#### [Input data]
^^^^^^^^^^^^^^^^

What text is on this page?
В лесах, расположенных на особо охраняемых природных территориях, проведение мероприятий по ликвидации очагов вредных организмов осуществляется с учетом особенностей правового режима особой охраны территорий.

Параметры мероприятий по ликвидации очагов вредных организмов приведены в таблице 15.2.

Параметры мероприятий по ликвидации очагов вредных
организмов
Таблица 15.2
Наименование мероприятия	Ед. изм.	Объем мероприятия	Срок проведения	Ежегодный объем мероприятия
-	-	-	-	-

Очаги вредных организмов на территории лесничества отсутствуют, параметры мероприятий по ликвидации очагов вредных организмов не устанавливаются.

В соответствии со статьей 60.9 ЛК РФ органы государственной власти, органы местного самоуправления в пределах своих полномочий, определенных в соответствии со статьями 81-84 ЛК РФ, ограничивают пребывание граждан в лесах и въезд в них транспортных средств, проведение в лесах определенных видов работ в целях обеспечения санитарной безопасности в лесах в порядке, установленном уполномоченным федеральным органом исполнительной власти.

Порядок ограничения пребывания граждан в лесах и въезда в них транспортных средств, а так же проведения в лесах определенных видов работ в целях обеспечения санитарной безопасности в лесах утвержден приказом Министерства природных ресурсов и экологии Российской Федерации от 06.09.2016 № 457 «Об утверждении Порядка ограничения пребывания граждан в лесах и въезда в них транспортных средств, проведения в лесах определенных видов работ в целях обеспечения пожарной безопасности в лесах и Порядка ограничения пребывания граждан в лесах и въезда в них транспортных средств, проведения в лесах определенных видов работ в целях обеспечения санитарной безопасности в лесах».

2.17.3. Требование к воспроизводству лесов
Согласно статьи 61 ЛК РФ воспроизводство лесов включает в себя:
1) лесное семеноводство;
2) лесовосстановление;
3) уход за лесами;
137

^^^^^^^^^^^^^^^^

#### [Request]
Extract all lines containing the word "мероприятий".

#### [Result]
В лесах, расположенных на особо охраняемых природных территориях, проведение мероприятий по ликвидации очагов вредных организмов осуществляется с учетом особенностей правового режима особой охраны территорий.
Параметры мероприятий по ликвидации очагов вредных организмов приведены в таблице 15.2.
Параметры мероприятий по ликвидации очагов вредных
Очаги вредных организмов на территории лесничества отсутствуют, параметры мероприятий по ликвидации очагов вредных организмов не устанавливаются.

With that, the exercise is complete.